* Brief *
Tally how many lines hold the string "come". Your reply should be that number alone.

>> begin

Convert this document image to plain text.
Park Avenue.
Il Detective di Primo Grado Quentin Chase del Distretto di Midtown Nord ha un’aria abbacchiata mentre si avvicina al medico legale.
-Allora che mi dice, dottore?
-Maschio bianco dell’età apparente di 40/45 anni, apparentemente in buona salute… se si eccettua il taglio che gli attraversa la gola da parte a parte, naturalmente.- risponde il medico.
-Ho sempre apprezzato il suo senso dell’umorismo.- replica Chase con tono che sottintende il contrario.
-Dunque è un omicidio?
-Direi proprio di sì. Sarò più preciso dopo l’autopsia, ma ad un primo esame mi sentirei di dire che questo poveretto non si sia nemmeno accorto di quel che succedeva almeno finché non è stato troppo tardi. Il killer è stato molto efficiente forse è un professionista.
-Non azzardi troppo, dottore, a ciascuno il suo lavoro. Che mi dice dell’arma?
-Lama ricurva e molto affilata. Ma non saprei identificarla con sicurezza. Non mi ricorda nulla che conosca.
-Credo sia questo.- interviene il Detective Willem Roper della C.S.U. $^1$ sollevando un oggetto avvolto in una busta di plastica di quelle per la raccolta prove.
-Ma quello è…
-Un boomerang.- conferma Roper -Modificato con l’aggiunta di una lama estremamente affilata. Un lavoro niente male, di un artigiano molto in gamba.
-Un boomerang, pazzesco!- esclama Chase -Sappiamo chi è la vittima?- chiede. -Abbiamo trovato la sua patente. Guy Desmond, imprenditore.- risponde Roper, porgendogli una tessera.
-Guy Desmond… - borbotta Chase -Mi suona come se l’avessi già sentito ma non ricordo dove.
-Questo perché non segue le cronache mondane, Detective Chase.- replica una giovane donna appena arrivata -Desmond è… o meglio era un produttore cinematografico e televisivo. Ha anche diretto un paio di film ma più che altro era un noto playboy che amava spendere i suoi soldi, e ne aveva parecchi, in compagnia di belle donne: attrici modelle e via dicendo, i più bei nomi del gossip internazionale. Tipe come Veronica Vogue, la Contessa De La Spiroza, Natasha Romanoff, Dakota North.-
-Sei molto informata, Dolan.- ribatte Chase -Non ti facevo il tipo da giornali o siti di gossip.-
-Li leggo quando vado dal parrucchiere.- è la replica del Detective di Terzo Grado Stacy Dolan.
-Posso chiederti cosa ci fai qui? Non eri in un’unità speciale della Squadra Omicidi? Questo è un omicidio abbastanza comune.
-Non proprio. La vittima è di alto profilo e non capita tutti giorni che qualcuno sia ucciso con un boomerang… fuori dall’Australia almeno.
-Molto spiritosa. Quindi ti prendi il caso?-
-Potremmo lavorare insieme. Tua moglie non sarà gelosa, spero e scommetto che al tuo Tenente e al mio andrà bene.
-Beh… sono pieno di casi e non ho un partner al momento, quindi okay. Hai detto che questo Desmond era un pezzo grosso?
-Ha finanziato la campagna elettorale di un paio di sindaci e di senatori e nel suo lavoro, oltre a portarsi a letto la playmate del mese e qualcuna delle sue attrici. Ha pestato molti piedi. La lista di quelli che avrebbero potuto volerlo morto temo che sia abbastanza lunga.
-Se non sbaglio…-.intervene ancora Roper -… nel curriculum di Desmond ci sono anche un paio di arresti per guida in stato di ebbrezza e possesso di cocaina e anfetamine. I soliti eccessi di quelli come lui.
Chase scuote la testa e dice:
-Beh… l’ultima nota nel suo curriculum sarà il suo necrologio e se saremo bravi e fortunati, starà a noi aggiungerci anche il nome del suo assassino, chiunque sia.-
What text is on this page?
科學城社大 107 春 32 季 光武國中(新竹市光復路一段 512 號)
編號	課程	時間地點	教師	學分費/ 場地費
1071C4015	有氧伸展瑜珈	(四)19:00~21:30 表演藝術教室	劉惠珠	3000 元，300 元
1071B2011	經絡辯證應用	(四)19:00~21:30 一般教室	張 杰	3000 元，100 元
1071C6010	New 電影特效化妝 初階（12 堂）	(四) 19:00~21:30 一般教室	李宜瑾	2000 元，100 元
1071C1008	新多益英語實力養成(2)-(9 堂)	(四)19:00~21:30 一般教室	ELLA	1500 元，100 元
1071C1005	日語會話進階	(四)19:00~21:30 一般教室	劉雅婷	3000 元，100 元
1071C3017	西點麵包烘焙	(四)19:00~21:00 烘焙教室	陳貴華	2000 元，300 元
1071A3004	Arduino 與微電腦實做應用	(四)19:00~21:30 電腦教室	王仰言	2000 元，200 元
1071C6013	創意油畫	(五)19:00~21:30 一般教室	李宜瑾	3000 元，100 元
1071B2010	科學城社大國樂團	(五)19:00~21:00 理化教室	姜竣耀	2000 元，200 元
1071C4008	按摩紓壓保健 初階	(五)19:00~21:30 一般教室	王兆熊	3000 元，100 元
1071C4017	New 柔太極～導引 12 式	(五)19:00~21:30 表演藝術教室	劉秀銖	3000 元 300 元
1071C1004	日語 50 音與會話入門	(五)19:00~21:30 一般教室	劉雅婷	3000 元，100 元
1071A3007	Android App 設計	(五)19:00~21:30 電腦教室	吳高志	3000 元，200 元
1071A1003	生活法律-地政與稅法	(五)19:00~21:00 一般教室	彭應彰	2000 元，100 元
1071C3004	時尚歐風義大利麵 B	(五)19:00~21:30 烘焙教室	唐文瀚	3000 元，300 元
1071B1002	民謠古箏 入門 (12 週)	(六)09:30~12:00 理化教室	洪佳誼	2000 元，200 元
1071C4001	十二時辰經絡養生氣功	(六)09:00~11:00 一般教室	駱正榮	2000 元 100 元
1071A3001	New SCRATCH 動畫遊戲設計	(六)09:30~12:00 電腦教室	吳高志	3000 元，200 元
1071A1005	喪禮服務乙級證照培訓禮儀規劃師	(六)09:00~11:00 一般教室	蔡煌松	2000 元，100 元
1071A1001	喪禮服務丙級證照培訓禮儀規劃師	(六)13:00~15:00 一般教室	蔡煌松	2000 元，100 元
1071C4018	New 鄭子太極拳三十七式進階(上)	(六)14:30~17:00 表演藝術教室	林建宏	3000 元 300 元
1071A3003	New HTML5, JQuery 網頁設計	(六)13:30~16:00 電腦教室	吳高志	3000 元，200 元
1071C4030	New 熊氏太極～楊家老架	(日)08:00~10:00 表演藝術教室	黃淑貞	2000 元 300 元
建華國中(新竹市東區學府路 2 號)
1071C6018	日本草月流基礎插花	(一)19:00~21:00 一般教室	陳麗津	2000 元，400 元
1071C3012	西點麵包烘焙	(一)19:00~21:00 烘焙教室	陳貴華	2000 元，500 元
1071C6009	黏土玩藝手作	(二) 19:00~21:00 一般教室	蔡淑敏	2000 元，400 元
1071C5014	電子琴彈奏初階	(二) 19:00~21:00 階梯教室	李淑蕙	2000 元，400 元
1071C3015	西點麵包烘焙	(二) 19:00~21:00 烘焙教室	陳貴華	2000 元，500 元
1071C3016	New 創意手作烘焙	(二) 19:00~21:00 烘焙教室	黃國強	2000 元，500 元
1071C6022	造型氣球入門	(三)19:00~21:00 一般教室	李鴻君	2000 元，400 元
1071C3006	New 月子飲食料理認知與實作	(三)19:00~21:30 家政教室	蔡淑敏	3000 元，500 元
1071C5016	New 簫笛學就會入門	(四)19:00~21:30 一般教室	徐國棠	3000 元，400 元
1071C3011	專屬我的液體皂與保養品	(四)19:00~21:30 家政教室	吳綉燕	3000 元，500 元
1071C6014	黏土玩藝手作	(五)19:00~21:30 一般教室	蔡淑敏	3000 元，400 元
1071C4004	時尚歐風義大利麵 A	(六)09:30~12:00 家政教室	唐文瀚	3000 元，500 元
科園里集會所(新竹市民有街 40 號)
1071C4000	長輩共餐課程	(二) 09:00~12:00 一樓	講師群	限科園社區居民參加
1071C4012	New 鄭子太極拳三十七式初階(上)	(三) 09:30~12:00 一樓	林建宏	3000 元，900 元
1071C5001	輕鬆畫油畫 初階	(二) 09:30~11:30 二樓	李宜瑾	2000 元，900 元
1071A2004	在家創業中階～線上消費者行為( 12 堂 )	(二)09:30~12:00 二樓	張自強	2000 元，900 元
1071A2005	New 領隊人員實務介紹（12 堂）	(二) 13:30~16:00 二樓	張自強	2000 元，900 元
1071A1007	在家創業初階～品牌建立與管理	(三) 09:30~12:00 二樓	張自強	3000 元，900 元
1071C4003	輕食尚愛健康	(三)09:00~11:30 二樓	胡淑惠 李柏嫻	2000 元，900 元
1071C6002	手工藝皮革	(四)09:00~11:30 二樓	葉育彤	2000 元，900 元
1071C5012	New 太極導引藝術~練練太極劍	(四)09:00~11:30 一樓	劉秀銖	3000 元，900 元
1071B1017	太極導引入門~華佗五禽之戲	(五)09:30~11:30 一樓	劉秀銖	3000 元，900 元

>> end

* Complete answer *
3